Exercise details: Find all lines in the records that include the word "this", and copy them out.
--*--
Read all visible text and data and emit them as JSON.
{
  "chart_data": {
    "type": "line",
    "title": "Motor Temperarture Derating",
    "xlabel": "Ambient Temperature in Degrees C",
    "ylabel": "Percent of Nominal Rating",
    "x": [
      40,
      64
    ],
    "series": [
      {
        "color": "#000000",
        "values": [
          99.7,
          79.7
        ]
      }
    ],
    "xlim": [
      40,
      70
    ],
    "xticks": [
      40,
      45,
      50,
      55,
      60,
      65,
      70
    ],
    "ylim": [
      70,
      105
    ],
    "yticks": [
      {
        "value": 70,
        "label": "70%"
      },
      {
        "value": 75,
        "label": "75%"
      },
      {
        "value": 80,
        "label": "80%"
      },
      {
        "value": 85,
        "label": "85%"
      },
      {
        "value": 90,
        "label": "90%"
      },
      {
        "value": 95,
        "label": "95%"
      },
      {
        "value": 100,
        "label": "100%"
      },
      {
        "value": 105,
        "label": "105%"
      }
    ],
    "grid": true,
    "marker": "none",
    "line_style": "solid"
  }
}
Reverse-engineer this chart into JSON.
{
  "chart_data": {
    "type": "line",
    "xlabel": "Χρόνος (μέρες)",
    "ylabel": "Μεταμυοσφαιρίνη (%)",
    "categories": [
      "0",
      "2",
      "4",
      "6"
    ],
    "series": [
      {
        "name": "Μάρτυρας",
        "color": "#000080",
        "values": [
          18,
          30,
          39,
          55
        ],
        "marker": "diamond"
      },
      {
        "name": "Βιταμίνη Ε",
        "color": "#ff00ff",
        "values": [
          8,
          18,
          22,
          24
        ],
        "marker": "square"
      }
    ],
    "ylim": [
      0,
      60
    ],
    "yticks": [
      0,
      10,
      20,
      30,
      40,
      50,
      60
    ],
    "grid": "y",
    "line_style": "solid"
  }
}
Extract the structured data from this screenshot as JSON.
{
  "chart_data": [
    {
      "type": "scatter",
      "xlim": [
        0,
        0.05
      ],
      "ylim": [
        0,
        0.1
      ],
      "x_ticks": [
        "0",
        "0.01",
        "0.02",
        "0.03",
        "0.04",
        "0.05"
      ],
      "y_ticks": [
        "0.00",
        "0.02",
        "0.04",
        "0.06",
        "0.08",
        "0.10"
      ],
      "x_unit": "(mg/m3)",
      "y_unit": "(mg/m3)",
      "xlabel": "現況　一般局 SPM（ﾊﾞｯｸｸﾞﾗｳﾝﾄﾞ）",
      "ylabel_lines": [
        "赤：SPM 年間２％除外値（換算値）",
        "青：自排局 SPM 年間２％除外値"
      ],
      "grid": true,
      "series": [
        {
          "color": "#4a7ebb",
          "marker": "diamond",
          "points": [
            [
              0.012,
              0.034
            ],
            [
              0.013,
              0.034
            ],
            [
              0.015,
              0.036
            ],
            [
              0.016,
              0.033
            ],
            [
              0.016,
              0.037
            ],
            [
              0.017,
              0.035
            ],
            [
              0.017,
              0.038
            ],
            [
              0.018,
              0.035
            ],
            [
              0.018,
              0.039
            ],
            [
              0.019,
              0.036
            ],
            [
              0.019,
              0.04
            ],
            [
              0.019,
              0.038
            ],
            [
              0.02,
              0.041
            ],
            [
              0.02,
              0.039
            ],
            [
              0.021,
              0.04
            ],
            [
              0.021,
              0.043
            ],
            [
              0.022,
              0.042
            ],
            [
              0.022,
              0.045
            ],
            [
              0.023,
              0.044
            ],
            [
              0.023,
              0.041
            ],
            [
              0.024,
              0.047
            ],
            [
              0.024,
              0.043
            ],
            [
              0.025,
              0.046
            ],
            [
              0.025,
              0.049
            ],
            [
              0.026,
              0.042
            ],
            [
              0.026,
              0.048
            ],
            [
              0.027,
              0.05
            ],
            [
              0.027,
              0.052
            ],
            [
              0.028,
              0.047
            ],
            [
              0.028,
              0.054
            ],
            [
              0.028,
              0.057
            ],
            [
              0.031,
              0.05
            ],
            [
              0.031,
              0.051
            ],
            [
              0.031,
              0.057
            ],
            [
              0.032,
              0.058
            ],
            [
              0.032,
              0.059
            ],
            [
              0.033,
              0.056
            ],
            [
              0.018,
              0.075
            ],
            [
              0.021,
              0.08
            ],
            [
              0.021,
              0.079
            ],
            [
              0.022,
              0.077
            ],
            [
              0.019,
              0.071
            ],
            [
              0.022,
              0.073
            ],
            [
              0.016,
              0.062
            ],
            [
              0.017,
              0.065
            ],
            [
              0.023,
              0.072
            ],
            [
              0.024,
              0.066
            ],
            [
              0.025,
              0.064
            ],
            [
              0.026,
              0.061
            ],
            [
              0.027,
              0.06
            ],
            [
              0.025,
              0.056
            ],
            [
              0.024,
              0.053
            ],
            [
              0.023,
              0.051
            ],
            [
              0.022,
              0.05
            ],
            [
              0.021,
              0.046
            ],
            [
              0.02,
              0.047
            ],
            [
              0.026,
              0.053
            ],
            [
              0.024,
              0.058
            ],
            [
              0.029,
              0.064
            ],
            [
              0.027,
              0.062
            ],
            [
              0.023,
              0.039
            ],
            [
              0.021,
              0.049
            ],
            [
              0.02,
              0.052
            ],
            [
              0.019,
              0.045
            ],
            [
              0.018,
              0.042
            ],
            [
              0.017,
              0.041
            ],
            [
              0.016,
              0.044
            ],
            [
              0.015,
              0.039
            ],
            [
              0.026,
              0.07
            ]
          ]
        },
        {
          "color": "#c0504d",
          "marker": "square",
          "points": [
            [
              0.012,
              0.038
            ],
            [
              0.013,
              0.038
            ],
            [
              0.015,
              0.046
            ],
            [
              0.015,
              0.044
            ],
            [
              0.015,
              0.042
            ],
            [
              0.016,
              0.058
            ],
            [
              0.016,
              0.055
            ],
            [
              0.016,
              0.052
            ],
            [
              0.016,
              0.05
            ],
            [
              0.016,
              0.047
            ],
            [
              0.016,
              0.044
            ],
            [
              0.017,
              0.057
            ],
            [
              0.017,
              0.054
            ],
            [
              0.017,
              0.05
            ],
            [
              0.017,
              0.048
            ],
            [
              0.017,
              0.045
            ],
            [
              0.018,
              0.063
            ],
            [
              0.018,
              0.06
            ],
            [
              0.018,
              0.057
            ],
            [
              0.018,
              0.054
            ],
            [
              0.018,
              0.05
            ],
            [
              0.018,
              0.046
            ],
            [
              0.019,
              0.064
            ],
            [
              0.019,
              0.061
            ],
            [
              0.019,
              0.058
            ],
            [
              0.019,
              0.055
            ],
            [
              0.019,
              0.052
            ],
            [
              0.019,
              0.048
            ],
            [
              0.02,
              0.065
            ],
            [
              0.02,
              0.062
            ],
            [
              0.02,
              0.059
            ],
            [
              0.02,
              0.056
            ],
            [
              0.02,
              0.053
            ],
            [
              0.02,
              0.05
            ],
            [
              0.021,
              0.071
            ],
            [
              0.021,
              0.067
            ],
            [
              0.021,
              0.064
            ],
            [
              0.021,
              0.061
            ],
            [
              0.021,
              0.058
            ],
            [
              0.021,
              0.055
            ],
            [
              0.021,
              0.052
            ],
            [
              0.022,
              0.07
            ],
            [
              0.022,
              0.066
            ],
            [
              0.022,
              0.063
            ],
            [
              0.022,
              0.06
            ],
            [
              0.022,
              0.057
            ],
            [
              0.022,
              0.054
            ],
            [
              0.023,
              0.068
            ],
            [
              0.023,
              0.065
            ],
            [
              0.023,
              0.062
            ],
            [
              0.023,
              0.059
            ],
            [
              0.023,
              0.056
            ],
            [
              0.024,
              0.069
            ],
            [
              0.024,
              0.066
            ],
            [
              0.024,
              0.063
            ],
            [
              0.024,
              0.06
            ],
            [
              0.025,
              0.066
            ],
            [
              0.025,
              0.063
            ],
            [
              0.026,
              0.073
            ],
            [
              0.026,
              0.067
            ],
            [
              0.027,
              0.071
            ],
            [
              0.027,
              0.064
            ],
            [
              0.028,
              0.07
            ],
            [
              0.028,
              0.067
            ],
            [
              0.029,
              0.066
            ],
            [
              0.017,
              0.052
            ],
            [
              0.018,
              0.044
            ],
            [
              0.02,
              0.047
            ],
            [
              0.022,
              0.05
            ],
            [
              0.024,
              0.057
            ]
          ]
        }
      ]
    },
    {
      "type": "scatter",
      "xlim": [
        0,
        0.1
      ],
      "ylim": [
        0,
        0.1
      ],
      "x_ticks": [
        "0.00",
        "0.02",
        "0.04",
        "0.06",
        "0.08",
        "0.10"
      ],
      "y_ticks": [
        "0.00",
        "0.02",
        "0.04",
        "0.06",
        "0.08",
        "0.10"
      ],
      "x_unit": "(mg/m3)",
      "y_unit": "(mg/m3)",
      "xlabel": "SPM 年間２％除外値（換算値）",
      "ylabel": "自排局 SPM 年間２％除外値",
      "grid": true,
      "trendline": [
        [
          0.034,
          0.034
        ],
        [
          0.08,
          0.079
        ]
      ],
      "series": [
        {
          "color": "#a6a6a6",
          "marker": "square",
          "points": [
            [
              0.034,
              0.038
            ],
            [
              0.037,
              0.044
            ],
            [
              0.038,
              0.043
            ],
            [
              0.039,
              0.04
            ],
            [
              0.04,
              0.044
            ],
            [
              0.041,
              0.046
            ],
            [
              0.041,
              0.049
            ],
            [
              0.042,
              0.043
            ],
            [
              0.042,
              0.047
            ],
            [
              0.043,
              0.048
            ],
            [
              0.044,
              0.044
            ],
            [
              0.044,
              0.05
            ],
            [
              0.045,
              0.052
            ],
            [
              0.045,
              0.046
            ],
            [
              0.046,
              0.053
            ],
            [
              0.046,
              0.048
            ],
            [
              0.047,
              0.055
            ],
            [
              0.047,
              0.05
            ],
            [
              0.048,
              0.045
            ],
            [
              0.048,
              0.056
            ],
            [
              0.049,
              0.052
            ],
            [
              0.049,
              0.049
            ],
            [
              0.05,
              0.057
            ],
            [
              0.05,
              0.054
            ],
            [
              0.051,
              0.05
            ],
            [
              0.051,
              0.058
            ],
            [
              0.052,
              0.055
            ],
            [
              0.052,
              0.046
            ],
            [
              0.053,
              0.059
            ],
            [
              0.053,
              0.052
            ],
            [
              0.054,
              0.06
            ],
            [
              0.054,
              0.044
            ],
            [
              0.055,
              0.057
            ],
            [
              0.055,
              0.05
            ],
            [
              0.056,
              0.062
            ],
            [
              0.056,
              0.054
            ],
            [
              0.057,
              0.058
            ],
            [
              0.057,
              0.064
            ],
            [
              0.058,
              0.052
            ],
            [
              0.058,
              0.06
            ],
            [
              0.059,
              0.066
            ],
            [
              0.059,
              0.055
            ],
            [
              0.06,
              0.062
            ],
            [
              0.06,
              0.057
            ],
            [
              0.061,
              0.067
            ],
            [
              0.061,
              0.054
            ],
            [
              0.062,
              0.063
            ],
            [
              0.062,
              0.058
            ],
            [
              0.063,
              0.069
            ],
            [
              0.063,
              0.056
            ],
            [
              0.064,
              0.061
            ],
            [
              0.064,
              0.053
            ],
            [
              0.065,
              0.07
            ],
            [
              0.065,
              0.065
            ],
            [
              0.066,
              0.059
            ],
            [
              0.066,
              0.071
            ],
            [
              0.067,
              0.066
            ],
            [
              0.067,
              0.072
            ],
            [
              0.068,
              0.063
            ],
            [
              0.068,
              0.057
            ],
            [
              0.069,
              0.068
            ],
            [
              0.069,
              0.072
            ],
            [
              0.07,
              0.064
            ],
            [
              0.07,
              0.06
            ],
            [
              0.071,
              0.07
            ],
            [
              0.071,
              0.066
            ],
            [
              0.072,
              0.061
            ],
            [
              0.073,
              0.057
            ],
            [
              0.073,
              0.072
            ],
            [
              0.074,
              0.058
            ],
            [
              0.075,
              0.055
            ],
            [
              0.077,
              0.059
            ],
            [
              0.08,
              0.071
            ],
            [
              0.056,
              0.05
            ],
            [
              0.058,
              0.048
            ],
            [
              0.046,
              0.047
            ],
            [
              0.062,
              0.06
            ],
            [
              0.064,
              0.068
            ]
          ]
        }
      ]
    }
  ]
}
--*--
Full response:
Reverse-engineer this chart into JSON.
Extract the structured data from this screenshot as JSON.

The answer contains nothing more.